# MATERIAL PROVIDED
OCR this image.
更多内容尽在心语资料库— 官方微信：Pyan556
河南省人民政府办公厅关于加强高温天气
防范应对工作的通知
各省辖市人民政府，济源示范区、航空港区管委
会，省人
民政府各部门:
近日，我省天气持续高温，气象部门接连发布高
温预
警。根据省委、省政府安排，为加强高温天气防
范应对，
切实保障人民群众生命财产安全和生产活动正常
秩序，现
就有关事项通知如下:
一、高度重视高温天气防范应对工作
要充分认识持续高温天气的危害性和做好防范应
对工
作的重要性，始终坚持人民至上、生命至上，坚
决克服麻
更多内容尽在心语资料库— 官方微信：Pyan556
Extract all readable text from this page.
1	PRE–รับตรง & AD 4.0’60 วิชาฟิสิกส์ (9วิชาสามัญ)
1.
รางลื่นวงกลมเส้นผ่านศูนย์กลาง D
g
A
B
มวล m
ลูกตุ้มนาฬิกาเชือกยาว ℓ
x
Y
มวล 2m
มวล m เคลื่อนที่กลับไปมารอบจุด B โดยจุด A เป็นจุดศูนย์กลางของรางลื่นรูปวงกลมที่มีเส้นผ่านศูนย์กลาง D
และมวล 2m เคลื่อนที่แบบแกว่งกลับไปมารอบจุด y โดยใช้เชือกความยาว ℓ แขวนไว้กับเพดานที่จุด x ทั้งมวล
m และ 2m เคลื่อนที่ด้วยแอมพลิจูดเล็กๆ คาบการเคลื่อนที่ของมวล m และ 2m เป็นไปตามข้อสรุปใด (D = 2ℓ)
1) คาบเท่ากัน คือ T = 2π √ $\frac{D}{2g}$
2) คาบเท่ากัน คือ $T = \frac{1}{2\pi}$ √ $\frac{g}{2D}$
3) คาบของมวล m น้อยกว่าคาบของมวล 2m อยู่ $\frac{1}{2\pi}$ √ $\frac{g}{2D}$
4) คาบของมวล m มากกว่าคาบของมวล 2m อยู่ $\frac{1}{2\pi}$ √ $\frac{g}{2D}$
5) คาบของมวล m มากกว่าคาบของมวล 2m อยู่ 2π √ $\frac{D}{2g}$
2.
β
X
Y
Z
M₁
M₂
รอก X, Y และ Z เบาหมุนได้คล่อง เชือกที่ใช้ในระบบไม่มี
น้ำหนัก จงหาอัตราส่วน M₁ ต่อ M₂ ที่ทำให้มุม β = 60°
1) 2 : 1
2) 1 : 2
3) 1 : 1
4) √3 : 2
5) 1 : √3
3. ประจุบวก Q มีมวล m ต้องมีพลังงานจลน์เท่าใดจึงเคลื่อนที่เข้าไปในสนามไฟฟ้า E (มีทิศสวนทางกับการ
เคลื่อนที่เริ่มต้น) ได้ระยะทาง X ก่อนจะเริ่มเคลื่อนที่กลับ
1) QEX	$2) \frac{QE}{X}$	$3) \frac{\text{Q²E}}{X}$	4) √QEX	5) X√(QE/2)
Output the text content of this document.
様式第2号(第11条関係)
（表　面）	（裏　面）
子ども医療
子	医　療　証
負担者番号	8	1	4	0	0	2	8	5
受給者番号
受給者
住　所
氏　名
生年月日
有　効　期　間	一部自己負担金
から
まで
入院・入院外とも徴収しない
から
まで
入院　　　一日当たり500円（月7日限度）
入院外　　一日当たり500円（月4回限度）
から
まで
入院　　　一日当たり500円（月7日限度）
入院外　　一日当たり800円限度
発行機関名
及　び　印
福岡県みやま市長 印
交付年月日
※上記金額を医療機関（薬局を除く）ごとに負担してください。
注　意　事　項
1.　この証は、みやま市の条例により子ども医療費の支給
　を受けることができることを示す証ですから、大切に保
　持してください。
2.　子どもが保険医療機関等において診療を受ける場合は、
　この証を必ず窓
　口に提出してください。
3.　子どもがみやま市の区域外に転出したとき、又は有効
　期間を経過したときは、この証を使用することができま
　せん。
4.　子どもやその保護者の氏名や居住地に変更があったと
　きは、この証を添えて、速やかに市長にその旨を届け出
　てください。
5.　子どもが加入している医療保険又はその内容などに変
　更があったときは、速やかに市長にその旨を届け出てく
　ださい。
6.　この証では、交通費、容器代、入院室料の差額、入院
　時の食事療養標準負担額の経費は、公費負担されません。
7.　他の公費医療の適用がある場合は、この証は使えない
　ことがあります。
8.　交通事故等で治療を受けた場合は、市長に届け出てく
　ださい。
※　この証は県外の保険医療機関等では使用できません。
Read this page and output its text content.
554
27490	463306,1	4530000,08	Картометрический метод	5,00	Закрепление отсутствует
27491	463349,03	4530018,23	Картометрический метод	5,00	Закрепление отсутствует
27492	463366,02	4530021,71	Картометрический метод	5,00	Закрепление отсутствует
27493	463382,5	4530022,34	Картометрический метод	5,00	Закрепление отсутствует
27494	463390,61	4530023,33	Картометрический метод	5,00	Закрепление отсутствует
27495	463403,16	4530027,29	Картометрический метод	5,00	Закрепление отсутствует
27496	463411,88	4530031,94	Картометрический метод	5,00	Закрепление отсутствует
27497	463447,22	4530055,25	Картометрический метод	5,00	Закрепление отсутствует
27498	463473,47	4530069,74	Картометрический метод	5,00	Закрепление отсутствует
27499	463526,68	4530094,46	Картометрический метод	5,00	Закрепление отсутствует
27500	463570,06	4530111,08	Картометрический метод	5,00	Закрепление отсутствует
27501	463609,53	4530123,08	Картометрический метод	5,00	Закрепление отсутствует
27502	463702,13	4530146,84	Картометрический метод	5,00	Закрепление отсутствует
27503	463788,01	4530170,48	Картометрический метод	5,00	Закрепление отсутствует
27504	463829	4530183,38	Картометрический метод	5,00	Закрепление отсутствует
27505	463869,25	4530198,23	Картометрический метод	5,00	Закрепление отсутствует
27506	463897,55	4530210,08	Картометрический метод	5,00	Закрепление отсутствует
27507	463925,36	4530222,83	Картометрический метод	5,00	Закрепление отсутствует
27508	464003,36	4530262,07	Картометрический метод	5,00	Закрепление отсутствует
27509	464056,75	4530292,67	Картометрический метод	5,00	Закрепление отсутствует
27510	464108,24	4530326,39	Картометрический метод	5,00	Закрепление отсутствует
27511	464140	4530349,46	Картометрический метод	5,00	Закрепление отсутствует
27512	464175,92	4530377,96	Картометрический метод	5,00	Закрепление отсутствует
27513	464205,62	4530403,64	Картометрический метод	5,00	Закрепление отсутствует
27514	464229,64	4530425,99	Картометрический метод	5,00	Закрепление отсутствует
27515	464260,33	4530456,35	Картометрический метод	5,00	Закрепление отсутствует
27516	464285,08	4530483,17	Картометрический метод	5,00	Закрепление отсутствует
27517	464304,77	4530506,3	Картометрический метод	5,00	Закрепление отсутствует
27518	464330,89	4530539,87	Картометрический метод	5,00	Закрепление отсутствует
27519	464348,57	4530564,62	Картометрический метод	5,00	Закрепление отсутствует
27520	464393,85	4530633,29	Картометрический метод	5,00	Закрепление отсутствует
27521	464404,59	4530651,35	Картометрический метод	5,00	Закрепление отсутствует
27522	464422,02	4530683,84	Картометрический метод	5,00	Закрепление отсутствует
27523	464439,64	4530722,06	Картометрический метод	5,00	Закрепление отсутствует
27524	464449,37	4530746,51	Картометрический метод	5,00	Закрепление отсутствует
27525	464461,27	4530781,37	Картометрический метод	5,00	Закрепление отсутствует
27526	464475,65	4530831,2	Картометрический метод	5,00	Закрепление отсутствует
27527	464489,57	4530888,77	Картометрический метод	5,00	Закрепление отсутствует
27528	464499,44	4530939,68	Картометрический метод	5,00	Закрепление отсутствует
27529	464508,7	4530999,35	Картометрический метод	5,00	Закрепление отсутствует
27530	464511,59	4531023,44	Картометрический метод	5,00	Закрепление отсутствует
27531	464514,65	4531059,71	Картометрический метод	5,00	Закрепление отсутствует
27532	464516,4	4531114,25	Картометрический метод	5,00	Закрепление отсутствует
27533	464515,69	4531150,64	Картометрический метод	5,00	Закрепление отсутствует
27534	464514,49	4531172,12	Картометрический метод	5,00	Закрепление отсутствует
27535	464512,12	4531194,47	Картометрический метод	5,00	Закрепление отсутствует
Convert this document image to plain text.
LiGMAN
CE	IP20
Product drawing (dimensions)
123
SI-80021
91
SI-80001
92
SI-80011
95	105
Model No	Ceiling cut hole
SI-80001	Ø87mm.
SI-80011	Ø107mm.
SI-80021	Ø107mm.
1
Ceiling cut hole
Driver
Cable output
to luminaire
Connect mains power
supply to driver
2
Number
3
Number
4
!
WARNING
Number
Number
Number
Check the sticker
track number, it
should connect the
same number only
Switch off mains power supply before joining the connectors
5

# TASK DESCRIPTION
Using the listing above, say how many of its lines contain the string "document", giving nothing but the figure.

# OUTPUT FOR THIS EXERCISE
2